YOUR OBJECTIVE:
Copy out, exactly as given, every line from the line with "Output a JSON" to the end of the listing, both of those lines included.

Extracts from a graphics dataset:
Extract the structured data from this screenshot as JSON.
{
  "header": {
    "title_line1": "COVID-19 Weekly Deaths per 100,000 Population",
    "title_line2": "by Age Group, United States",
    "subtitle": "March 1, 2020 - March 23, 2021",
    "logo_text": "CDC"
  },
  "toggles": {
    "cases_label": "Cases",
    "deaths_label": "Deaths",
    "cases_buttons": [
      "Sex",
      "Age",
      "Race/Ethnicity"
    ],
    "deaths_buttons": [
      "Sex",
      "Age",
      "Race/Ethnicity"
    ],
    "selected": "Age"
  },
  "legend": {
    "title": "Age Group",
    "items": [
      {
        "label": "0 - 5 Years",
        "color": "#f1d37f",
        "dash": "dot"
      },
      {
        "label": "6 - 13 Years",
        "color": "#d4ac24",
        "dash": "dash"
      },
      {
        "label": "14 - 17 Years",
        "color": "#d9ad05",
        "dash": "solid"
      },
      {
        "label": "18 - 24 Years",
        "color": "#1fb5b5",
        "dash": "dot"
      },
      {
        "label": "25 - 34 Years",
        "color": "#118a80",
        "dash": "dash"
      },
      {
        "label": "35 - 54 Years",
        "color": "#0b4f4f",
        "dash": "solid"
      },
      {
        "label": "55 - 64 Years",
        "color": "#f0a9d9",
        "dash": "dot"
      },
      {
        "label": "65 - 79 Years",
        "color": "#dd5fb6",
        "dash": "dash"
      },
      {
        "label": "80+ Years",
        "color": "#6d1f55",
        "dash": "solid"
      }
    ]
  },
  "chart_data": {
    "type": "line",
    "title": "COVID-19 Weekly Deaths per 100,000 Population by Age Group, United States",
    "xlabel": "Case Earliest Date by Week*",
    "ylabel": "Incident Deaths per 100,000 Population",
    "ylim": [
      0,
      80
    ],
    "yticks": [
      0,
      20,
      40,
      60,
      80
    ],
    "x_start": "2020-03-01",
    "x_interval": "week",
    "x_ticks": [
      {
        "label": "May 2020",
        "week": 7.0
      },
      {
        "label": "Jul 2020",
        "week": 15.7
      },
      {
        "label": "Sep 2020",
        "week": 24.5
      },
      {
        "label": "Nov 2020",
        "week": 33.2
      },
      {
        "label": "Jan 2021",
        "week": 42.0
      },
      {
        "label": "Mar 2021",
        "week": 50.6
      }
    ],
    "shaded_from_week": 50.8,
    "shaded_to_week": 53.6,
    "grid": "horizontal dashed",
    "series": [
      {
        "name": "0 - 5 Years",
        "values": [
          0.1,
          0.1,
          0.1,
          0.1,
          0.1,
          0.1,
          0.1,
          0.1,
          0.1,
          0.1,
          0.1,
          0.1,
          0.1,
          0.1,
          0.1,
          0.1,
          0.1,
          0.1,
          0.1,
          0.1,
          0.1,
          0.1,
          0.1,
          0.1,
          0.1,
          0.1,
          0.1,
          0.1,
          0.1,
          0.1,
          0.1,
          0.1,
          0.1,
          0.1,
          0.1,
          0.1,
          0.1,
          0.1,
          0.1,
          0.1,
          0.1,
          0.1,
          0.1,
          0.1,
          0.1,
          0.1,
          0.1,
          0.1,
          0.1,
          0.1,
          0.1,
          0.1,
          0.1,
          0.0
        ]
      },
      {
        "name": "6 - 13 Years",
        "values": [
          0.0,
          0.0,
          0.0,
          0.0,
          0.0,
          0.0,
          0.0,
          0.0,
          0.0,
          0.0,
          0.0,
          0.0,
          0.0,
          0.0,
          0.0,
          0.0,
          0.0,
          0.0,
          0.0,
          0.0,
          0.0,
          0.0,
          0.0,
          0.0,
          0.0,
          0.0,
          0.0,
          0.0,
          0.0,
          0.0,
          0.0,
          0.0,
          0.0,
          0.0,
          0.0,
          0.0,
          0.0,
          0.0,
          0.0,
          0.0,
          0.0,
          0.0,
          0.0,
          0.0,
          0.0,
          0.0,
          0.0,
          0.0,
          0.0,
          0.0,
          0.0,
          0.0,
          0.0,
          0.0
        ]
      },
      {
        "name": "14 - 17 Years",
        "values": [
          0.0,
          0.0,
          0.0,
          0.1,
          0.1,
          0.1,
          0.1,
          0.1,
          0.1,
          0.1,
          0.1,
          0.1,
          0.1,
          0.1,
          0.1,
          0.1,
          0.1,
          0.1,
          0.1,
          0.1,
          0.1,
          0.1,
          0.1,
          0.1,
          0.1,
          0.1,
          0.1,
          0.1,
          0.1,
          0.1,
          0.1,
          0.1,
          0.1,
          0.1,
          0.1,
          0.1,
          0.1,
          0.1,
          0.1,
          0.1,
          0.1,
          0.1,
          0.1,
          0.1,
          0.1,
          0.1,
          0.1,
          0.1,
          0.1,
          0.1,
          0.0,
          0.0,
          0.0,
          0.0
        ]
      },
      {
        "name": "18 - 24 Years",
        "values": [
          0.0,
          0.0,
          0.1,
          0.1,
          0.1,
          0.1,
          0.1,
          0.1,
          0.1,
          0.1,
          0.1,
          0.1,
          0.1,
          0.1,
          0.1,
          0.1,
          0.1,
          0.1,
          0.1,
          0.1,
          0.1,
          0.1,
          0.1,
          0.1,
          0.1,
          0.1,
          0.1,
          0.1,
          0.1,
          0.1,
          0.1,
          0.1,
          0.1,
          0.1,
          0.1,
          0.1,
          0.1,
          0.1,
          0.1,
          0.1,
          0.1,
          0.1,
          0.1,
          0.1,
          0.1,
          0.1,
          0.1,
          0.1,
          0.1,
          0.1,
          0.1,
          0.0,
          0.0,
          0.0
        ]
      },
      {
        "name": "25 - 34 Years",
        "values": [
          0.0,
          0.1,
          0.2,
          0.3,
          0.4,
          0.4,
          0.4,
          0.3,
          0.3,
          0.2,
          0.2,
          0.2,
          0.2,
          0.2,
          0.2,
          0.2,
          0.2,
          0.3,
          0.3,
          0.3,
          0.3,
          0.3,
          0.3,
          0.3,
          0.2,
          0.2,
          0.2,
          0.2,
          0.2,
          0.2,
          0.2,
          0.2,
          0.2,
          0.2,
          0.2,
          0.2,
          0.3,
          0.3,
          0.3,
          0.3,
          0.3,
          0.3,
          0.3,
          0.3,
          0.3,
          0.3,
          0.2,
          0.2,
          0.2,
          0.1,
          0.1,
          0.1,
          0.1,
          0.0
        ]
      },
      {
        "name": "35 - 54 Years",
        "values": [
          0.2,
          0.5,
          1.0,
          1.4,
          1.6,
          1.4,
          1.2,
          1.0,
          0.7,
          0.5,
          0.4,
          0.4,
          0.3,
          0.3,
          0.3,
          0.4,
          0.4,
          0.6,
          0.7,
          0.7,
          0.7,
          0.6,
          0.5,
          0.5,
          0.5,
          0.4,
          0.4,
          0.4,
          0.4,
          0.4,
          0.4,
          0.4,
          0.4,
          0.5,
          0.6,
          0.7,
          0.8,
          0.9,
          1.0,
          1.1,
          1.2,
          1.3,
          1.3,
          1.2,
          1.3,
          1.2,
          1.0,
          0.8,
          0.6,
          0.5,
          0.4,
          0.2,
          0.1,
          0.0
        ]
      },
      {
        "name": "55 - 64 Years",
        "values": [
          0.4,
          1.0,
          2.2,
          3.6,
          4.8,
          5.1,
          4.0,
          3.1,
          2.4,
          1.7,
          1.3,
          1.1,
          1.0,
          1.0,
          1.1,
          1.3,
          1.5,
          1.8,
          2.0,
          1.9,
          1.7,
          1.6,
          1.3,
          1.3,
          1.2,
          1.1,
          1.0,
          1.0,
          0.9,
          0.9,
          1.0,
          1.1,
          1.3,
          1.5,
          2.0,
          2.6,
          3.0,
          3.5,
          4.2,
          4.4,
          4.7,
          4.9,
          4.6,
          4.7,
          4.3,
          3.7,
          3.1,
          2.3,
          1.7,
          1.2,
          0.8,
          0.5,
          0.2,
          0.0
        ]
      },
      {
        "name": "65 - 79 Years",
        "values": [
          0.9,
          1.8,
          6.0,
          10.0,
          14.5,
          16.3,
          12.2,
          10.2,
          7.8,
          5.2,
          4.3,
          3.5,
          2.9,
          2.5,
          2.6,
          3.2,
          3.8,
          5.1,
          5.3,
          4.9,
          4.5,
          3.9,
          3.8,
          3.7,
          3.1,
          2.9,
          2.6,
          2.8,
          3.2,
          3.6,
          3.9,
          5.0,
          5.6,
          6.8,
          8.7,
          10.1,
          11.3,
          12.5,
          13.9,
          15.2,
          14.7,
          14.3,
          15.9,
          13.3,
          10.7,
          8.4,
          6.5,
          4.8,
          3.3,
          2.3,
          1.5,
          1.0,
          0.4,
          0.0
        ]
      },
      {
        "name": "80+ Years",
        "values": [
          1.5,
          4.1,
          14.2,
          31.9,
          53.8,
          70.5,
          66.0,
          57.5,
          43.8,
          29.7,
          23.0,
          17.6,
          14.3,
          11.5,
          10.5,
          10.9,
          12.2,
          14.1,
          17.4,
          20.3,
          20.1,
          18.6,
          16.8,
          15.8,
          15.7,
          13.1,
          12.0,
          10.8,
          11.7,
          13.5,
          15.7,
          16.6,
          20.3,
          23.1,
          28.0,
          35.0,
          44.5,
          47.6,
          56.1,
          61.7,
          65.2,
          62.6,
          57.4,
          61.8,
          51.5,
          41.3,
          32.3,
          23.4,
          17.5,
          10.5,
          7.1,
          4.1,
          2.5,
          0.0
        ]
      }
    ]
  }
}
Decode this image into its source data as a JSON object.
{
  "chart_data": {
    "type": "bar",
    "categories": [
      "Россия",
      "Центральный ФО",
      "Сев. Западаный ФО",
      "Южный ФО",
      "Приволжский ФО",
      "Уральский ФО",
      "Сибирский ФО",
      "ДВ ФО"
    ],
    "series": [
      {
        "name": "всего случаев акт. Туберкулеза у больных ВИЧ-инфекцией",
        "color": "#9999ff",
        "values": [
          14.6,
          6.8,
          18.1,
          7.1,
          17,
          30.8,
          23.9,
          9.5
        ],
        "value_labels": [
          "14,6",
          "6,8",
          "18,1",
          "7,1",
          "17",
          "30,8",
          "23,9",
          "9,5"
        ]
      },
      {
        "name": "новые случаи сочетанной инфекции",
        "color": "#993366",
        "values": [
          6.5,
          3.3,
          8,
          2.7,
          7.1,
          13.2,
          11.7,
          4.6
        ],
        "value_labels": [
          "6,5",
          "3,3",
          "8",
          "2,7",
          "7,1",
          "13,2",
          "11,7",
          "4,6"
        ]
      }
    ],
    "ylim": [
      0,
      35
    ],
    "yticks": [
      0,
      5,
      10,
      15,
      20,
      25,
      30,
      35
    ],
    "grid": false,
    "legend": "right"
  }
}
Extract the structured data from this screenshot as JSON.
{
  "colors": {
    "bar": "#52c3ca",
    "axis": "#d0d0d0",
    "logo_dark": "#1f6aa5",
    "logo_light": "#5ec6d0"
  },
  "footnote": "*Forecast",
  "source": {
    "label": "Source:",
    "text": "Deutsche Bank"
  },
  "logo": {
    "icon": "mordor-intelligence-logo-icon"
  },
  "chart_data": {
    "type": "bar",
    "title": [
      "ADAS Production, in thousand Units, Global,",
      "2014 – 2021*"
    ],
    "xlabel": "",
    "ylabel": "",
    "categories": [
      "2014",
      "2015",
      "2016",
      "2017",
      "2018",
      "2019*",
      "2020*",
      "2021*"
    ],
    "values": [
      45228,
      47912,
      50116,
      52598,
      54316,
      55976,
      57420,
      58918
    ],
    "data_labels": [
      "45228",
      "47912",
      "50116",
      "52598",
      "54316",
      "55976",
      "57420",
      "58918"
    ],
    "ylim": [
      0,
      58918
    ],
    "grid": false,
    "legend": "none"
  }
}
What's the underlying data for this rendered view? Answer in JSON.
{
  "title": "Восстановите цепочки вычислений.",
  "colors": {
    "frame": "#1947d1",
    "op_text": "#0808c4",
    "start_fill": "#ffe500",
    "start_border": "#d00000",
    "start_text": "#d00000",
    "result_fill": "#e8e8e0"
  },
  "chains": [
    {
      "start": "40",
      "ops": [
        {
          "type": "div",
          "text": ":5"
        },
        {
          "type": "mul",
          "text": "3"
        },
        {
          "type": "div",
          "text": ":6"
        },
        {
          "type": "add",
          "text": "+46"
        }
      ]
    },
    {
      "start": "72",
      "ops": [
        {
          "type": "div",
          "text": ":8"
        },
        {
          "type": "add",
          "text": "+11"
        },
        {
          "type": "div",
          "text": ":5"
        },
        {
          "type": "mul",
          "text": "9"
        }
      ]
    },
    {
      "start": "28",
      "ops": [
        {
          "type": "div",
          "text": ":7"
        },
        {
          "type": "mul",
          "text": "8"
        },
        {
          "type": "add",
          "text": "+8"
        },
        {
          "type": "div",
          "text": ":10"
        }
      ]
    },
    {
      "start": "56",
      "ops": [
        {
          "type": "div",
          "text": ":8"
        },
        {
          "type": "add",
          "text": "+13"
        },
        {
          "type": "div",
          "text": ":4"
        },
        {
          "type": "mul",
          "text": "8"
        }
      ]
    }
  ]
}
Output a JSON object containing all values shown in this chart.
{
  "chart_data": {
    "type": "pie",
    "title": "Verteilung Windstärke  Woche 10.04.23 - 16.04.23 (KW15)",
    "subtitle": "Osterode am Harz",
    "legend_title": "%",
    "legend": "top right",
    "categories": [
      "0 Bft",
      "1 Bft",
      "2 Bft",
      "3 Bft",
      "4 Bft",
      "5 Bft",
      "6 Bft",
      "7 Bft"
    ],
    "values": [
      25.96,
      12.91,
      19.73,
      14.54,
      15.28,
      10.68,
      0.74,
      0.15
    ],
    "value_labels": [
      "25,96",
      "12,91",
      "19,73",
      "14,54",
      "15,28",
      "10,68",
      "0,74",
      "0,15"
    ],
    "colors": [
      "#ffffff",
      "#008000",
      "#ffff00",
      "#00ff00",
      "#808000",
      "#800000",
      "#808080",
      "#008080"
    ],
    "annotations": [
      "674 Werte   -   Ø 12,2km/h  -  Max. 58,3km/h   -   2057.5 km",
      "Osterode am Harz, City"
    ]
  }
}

SOLVED EXERCISE:
Output a JSON object containing all values shown in this chart.
{
  "chart_data": {
    "type": "pie",
    "title": "Verteilung Windstärke  Woche 10.04.23 - 16.04.23 (KW15)",
    "subtitle": "Osterode am Harz",
    "legend_title": "%",
    "legend": "top right",
    "categories": [
      "0 Bft",
      "1 Bft",
      "2 Bft",
      "3 Bft",
      "4 Bft",
      "5 Bft",
      "6 Bft",
      "7 Bft"
    ],
    "values": [
      25.96,
      12.91,
      19.73,
      14.54,
      15.28,
      10.68,
      0.74,
      0.15
    ],
    "value_labels": [
      "25,96",
      "12,91",
      "19,73",
      "14,54",
      "15,28",
      "10,68",
      "0,74",
      "0,15"
    ],
    "colors": [
      "#ffffff",
      "#008000",
      "#ffff00",
      "#00ff00",
      "#808000",
      "#800000",
      "#808080",
      "#008080"
    ],
    "annotations": [
      "674 Werte   -   Ø 12,2km/h  -  Max. 58,3km/h   -   2057.5 km",
      "Osterode am Harz, City"
    ]
  }
}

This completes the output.